─── Records ───
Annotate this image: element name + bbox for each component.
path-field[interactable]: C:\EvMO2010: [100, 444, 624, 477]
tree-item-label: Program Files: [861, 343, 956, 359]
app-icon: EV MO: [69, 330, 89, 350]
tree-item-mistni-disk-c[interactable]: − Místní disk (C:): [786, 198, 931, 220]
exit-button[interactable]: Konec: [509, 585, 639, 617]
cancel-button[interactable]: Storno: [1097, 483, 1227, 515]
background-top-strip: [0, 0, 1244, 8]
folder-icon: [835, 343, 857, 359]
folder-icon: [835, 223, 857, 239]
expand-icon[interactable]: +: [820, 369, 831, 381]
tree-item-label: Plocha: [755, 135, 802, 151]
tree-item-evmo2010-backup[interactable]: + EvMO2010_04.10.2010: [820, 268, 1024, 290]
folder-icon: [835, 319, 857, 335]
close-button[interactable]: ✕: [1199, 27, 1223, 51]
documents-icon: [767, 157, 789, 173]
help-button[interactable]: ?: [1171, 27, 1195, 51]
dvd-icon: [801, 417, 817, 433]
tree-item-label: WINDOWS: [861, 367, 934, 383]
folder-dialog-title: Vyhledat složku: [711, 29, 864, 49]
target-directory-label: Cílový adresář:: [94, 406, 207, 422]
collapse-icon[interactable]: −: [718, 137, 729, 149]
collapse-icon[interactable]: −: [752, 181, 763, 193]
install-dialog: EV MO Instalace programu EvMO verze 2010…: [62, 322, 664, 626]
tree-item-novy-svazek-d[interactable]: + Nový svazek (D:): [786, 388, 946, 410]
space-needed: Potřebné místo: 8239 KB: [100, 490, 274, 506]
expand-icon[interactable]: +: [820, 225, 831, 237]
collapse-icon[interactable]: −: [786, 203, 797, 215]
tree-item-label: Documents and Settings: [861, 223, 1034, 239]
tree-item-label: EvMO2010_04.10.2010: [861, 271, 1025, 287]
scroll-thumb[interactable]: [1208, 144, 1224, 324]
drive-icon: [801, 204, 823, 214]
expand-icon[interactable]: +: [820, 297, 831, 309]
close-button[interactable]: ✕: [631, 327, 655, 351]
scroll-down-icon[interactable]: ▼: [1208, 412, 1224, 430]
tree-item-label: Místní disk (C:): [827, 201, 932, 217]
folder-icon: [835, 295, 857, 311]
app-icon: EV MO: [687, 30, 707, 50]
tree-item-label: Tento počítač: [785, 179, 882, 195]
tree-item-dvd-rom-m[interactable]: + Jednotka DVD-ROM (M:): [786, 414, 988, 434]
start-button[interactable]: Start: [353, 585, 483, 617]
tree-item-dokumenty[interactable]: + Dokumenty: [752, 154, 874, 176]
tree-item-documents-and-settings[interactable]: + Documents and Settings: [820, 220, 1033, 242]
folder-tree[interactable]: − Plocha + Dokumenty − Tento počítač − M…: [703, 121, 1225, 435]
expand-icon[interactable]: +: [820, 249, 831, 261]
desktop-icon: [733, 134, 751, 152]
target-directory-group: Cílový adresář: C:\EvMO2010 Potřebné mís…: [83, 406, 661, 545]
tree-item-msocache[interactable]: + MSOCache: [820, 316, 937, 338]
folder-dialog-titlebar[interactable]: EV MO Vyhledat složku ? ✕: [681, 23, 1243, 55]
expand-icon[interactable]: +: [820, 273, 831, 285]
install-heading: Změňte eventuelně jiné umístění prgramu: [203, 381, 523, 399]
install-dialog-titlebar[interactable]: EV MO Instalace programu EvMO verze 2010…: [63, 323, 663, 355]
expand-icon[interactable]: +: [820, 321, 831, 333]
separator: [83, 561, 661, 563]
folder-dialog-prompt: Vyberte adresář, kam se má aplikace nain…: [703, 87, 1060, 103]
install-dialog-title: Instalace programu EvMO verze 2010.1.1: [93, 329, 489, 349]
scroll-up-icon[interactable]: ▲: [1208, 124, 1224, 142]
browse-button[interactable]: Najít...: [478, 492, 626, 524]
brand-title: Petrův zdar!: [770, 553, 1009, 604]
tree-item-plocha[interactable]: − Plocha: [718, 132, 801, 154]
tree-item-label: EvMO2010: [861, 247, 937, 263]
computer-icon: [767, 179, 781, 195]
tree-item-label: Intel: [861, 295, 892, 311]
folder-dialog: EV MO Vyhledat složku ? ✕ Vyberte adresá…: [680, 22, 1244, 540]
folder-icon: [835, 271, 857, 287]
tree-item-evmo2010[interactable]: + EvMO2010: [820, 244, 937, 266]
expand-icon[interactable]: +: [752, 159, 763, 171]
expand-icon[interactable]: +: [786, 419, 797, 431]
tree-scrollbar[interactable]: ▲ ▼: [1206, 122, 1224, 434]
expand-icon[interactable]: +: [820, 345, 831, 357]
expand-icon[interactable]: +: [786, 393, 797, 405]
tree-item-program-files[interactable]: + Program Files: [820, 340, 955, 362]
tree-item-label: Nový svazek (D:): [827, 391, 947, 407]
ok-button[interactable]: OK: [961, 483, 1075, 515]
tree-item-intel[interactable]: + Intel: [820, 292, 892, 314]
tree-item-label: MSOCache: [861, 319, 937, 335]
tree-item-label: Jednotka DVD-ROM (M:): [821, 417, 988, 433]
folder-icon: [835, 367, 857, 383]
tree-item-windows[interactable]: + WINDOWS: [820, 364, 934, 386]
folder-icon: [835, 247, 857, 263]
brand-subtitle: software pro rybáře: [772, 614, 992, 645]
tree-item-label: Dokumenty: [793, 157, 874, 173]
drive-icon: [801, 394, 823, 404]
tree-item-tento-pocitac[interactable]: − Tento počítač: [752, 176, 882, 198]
───
--- What is being asked ---
Recast the lines from the top of the records through the line that has "collapse-icon[interactable]: −: [718, 137, 729, 149]" as a numbered list, leaving out any blank lines.

--- Answer for the task ---
1. Annotate this image: element name + bbox for each component.
2. path-field[interactable]: C:\EvMO2010: [100, 444, 624, 477]
3. tree-item-label: Program Files: [861, 343, 956, 359]
4. app-icon: EV MO: [69, 330, 89, 350]
5. tree-item-mistni-disk-c[interactable]: − Místní disk (C:): [786, 198, 931, 220]
6. exit-button[interactable]: Konec: [509, 585, 639, 617]
7. cancel-button[interactable]: Storno: [1097, 483, 1227, 515]
8. background-top-strip: [0, 0, 1244, 8]
9. folder-icon: [835, 343, 857, 359]
10. folder-icon: [835, 223, 857, 239]
11. expand-icon[interactable]: +: [820, 369, 831, 381]
12. tree-item-label: Plocha: [755, 135, 802, 151]
13. tree-item-evmo2010-backup[interactable]: + EvMO2010_04.10.2010: [820, 268, 1024, 290]
14. folder-icon: [835, 319, 857, 335]
15. close-button[interactable]: ✕: [1199, 27, 1223, 51]
16. documents-icon: [767, 157, 789, 173]
17. help-button[interactable]: ?: [1171, 27, 1195, 51]
18. dvd-icon: [801, 417, 817, 433]
19. tree-item-label: WINDOWS: [861, 367, 934, 383]
20. folder-dialog-title: Vyhledat složku: [711, 29, 864, 49]
21. target-directory-label: Cílový adresář:: [94, 406, 207, 422]
22. collapse-icon[interactable]: −: [718, 137, 729, 149]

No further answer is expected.